--- Exercise materials ---

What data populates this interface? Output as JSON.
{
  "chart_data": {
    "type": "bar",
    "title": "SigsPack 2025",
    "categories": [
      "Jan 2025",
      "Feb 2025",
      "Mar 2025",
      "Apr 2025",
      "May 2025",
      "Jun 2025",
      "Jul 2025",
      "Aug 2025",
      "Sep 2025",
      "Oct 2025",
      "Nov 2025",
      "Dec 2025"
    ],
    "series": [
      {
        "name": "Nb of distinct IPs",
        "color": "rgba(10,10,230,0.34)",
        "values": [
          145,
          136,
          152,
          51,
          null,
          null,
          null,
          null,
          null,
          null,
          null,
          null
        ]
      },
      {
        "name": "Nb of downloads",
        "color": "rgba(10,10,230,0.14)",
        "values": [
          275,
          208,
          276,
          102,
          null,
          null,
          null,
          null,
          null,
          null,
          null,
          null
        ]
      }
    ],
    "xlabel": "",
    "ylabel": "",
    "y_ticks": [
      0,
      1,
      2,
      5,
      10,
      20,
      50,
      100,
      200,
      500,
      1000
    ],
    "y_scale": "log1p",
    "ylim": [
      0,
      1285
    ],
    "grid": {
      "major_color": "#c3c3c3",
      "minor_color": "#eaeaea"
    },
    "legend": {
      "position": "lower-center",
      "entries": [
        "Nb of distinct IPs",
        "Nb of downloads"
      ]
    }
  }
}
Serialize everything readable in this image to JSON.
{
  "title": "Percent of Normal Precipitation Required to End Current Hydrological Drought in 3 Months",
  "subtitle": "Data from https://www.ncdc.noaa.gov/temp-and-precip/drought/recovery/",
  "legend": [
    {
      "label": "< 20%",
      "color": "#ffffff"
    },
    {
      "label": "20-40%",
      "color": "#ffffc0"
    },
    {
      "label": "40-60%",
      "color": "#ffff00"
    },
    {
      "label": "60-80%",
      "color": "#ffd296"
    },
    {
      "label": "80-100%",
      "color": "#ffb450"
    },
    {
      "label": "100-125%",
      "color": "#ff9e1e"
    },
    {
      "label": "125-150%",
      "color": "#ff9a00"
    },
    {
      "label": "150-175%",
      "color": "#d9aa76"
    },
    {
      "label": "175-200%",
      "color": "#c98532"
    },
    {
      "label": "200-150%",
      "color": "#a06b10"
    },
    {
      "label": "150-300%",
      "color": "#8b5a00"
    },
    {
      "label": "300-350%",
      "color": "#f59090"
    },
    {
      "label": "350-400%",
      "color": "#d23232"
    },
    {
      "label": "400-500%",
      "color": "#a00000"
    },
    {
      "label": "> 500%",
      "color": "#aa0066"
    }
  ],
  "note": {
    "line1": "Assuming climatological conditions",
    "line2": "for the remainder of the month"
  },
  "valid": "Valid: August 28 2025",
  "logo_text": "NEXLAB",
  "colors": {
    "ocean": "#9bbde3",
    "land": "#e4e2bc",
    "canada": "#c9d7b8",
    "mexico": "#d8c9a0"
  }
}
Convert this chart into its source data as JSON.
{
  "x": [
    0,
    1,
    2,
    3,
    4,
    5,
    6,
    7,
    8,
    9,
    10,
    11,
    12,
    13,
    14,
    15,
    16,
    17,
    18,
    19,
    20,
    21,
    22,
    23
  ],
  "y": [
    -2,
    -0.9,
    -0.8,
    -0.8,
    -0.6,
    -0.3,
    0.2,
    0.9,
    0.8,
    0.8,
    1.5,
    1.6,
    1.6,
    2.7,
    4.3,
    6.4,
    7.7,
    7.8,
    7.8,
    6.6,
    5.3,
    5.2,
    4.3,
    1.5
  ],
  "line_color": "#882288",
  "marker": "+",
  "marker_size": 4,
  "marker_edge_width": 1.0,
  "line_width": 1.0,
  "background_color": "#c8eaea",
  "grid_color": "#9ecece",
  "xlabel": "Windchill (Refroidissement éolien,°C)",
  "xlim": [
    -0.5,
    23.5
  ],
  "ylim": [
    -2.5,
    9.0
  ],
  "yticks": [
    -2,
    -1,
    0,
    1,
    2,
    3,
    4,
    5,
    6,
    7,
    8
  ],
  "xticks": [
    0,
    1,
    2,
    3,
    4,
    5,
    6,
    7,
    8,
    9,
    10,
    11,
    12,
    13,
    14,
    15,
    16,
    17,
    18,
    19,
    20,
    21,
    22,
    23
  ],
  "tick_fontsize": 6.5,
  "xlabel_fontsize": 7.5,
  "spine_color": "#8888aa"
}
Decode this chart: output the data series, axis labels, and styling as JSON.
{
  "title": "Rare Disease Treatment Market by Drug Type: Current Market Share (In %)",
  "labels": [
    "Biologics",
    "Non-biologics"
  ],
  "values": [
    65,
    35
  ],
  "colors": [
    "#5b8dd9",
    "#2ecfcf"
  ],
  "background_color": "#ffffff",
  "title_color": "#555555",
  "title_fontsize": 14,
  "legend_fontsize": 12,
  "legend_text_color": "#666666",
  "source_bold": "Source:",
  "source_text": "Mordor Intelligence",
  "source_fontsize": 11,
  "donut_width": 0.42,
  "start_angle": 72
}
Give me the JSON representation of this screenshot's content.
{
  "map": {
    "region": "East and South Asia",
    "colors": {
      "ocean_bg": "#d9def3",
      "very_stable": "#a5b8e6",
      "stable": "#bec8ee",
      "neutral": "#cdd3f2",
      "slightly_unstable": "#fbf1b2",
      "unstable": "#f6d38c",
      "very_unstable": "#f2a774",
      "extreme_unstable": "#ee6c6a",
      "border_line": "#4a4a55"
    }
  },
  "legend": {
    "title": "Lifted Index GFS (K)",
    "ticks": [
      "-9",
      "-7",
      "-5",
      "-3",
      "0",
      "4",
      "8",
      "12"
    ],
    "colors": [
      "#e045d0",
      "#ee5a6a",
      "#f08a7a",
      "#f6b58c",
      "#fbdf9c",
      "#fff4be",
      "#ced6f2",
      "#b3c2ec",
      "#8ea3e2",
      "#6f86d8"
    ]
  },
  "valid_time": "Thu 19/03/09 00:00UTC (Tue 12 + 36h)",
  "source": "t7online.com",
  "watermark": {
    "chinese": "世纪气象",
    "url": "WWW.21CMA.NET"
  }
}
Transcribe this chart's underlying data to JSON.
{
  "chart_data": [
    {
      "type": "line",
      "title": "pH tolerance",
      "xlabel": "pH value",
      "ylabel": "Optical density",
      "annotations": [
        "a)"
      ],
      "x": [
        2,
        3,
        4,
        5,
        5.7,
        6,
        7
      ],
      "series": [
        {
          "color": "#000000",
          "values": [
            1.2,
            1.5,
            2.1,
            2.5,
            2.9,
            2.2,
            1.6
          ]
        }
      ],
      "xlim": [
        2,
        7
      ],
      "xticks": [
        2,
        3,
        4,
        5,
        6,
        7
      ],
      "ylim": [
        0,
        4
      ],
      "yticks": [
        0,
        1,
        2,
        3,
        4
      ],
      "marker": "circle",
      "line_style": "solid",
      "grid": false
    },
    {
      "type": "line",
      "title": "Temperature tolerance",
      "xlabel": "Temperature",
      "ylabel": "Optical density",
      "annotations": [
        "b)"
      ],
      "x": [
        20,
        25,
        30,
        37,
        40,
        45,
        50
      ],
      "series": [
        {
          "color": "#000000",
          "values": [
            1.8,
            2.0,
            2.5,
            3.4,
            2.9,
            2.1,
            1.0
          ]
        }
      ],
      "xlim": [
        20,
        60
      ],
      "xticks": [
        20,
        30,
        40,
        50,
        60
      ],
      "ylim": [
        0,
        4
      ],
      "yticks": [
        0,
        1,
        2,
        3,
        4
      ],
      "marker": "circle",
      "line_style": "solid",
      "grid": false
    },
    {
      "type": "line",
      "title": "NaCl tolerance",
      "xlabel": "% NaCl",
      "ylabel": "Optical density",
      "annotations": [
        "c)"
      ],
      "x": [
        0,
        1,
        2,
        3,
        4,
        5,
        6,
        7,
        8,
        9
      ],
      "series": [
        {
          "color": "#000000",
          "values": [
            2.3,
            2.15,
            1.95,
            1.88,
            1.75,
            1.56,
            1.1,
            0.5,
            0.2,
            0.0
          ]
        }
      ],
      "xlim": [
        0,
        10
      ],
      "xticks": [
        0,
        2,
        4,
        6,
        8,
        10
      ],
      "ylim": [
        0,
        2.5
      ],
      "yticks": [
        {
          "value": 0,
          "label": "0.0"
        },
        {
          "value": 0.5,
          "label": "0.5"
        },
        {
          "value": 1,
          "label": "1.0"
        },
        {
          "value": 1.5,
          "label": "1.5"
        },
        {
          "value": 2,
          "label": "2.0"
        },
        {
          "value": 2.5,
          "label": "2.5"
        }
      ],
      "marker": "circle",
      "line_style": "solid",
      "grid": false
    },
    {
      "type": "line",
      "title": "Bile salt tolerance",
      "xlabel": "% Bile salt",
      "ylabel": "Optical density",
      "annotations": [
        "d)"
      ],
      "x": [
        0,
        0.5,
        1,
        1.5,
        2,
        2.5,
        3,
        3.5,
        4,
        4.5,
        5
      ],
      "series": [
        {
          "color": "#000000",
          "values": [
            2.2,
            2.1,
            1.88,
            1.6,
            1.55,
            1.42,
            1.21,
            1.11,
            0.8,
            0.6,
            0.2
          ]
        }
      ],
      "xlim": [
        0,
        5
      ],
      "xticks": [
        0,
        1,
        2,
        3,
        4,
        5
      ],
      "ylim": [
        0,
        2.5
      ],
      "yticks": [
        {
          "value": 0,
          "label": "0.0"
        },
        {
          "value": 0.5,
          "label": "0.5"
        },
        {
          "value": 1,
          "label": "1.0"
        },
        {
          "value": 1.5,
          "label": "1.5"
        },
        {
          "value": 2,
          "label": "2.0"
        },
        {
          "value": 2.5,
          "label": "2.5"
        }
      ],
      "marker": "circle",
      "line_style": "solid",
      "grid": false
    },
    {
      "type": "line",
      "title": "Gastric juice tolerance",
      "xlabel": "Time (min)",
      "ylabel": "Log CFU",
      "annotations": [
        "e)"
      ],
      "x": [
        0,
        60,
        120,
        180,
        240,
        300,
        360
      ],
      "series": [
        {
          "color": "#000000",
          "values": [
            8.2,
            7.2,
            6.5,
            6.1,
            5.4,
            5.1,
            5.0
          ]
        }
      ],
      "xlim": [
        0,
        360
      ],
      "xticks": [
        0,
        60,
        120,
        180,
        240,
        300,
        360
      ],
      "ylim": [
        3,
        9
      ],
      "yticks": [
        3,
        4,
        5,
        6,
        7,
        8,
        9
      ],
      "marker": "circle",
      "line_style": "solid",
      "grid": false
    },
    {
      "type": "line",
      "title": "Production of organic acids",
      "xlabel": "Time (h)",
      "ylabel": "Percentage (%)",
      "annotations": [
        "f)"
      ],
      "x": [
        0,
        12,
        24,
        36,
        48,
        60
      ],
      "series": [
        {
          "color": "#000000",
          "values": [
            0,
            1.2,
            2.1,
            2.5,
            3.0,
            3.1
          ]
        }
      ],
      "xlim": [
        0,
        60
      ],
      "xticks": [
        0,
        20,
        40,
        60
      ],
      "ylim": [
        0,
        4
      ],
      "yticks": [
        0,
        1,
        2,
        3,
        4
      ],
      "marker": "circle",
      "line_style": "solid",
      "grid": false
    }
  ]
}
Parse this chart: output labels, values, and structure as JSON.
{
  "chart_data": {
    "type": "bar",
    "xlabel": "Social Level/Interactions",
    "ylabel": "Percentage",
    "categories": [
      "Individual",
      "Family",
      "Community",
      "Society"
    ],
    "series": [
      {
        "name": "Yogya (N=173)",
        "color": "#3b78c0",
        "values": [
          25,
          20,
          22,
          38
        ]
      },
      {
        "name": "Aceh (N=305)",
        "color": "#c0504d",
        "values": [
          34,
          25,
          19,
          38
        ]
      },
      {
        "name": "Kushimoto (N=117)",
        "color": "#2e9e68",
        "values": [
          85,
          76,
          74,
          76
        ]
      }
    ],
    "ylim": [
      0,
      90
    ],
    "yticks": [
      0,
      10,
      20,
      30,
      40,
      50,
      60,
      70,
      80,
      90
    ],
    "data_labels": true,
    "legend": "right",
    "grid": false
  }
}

---

#### Written instruction
Only the number is wanted: how many lines of the material contain the word "Bile"?

#### Final result
2